▶ _Required task_
Each line below that contains "Asia" counts once; report the total and nothing more.

▶ _Working data_
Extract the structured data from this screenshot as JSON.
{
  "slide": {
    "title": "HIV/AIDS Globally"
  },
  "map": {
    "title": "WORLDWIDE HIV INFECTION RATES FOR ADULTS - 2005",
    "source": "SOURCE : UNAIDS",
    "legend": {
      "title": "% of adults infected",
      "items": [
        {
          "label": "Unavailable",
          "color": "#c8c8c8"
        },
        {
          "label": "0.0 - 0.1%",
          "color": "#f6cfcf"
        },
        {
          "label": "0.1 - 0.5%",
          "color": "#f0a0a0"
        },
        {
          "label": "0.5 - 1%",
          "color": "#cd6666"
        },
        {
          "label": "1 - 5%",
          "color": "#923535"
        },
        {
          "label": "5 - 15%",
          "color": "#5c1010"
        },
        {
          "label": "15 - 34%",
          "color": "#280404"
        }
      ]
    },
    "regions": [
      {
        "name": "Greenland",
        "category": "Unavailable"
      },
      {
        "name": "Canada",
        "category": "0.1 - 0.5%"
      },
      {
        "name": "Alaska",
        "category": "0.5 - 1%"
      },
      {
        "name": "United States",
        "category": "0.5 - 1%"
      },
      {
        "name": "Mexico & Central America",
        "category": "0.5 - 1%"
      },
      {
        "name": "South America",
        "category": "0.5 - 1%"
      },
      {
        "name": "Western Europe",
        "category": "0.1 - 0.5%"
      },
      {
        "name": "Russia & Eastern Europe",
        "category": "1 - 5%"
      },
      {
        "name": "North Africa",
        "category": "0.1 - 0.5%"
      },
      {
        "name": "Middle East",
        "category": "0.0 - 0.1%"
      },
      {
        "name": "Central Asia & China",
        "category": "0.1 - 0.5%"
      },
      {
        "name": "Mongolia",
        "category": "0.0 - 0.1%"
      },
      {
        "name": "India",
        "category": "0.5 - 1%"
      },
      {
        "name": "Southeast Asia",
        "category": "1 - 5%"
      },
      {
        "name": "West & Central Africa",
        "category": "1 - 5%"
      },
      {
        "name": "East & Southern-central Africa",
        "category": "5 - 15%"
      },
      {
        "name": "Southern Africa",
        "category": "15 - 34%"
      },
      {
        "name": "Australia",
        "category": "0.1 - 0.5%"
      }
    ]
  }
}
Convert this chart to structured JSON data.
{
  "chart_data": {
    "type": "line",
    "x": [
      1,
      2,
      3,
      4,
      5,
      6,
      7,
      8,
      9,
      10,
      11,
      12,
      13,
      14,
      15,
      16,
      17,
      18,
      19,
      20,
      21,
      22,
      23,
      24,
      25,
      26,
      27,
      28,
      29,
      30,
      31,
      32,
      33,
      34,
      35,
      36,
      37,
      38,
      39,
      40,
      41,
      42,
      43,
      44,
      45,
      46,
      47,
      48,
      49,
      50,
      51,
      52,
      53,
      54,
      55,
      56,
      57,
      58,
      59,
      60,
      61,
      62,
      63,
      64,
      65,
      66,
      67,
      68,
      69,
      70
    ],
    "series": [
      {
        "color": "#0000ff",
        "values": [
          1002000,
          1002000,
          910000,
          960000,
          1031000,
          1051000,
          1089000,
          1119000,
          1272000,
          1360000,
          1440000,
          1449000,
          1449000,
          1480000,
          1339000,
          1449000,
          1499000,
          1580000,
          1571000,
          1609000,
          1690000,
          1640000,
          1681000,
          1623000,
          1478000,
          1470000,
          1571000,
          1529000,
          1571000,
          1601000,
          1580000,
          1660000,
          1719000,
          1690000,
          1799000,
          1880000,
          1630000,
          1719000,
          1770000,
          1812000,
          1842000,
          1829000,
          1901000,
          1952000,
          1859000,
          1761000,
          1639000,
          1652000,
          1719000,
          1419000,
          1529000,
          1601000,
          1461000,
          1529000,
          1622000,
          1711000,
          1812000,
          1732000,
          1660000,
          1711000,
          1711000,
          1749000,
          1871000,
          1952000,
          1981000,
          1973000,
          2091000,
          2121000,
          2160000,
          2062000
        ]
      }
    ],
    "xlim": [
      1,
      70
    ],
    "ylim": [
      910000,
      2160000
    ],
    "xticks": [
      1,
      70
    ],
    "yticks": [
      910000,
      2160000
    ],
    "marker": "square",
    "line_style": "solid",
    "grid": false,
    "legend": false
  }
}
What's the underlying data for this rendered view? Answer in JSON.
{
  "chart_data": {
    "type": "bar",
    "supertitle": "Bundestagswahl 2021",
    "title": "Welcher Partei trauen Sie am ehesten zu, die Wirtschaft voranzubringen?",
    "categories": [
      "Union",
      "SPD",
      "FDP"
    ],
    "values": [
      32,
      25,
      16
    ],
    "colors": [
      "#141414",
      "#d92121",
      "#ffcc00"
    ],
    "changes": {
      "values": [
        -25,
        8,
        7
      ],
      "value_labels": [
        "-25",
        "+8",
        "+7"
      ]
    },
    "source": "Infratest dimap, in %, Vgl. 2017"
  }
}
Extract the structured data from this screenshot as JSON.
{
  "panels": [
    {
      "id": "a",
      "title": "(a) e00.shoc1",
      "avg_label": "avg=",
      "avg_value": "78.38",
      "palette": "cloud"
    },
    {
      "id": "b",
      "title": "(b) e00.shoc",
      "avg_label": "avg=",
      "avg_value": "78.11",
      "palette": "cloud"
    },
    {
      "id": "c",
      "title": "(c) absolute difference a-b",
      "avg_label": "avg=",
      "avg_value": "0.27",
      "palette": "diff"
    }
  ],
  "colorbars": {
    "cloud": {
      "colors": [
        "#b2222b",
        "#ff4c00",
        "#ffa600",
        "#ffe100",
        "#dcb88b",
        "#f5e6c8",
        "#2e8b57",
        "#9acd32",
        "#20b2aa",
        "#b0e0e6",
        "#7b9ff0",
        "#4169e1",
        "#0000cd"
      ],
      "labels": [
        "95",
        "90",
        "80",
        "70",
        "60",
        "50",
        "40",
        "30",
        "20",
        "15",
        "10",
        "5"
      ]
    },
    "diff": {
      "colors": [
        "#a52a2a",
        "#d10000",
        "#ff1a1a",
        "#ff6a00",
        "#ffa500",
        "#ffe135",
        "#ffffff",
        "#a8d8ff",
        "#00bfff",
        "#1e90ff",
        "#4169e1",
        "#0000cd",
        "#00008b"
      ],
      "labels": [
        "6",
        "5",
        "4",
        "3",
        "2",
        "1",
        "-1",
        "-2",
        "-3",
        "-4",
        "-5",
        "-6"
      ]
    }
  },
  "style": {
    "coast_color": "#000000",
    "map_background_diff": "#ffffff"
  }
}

▶ _Right answer_
2